:: SET EXERCISE ::
State how many lines of the records contain the string "jesagt". Give the number alone.

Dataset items
* start *
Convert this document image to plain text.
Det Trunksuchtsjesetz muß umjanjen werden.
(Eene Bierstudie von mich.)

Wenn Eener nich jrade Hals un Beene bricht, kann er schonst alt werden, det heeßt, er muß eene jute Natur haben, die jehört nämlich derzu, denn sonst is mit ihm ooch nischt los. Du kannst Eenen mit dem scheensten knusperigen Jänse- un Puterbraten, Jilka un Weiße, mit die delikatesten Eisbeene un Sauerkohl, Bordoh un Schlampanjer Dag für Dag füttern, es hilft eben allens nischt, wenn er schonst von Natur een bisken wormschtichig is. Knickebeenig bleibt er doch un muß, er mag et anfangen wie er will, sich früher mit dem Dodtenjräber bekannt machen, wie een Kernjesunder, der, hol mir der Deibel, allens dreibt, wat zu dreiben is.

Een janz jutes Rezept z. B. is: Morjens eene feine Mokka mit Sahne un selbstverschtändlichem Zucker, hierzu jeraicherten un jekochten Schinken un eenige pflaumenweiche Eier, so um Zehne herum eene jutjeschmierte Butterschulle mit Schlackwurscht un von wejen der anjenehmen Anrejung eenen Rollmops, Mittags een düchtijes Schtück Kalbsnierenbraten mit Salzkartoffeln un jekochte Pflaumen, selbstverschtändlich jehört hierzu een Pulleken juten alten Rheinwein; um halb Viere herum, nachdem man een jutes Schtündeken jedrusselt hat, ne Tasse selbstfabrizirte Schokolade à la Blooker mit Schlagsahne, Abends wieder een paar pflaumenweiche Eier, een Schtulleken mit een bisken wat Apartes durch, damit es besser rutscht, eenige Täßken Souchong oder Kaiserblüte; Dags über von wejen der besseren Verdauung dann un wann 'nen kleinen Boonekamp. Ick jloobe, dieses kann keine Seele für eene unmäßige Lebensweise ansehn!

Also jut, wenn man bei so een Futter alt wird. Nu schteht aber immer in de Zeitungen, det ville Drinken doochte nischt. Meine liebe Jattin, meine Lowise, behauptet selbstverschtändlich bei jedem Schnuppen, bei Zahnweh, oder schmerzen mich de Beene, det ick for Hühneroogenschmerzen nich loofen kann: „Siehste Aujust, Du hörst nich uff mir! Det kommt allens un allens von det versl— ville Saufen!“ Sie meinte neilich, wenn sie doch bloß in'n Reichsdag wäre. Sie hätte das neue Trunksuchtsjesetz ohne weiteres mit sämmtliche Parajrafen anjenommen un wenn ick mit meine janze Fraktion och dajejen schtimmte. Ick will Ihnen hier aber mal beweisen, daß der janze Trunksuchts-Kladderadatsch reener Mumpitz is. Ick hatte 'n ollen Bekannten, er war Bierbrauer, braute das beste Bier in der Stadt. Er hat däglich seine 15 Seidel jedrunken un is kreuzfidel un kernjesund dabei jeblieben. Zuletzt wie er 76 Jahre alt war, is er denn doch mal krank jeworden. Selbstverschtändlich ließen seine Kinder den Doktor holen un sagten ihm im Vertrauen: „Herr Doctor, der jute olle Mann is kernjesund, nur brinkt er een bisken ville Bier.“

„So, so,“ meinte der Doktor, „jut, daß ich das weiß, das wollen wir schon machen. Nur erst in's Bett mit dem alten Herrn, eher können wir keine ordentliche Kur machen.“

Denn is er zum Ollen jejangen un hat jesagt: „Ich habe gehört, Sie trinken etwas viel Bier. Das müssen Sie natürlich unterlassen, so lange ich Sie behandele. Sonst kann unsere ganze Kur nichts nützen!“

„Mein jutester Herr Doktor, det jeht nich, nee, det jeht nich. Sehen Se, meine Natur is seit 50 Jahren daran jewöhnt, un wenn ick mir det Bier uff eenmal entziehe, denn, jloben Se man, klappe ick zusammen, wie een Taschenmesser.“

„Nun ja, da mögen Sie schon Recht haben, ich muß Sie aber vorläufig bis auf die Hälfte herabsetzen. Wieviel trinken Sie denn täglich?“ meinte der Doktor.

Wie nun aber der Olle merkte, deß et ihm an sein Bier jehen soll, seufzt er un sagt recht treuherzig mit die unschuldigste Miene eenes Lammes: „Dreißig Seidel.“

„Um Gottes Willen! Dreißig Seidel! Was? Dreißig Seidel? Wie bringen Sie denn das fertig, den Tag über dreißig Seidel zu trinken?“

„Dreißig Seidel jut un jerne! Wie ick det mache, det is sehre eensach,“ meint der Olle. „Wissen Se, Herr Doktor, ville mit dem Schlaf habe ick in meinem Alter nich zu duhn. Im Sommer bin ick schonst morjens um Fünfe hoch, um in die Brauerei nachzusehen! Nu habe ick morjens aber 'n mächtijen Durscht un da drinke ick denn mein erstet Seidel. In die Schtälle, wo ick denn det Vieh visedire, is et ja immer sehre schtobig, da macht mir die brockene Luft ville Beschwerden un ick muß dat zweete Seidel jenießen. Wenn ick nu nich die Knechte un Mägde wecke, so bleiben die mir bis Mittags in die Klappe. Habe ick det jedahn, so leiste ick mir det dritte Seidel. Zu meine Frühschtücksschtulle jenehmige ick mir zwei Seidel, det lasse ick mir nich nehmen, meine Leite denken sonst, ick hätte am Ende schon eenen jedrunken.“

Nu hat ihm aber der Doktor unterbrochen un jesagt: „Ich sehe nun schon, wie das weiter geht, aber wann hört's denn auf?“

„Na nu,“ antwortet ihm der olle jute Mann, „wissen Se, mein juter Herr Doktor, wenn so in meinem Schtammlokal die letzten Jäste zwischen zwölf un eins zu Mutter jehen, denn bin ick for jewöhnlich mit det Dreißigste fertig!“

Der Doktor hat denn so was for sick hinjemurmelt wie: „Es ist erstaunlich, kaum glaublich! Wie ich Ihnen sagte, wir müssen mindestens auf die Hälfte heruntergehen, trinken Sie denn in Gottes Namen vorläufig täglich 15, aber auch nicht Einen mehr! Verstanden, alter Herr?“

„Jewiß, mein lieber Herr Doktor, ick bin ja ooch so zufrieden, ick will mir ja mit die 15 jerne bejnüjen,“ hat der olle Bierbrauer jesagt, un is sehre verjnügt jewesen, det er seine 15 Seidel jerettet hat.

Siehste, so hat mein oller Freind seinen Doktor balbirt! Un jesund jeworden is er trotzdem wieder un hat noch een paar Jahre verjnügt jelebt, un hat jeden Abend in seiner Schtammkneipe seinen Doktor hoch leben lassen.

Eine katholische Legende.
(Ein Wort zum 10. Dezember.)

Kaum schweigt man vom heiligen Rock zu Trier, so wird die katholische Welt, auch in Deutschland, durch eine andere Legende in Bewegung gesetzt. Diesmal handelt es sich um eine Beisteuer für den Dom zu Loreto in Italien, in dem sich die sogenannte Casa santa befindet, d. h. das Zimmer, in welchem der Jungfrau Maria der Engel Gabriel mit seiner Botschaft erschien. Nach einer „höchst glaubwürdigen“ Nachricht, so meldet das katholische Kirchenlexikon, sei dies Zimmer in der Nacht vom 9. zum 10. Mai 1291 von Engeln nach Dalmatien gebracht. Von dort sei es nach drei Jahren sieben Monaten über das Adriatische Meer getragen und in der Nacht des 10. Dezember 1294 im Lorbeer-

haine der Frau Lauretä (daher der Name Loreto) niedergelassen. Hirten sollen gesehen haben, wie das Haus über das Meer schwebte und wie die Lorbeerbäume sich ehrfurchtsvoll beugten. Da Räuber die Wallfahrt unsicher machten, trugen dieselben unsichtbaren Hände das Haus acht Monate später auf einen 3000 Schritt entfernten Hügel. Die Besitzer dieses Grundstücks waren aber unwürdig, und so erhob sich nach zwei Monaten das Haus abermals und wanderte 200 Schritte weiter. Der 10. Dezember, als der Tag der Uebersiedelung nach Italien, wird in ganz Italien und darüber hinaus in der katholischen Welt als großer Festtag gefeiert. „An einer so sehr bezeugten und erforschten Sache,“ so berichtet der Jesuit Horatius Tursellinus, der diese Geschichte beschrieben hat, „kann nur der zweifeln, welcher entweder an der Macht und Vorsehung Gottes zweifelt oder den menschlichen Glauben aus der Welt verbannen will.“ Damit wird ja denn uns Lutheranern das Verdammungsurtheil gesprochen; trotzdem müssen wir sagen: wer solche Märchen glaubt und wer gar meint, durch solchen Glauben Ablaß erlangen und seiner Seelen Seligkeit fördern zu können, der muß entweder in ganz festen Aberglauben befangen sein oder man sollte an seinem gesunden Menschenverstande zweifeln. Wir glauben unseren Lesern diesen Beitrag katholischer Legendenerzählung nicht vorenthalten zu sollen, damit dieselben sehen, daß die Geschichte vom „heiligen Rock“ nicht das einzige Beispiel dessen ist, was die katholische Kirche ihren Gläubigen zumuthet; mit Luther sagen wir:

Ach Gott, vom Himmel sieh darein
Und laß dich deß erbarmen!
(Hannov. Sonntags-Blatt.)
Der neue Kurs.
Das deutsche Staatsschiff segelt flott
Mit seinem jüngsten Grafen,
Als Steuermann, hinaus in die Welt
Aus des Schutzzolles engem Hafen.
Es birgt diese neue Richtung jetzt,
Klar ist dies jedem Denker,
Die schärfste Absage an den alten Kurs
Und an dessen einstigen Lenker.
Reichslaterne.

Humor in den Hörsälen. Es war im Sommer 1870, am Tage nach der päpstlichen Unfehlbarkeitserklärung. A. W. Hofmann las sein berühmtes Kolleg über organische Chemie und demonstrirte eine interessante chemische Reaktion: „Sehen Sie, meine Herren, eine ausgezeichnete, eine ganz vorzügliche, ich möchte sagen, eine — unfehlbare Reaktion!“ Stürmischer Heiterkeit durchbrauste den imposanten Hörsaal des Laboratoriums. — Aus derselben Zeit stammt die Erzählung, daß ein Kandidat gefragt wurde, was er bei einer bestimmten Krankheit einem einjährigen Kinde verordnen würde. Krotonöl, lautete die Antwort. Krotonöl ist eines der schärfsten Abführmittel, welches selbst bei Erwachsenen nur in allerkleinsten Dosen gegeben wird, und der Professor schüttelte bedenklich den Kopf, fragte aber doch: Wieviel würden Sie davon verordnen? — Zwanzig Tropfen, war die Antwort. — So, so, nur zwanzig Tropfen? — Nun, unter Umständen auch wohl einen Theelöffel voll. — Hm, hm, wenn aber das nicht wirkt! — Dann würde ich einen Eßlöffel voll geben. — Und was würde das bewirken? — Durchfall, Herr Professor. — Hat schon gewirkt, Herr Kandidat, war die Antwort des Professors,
* end *
:: TASK ANSWER ::
3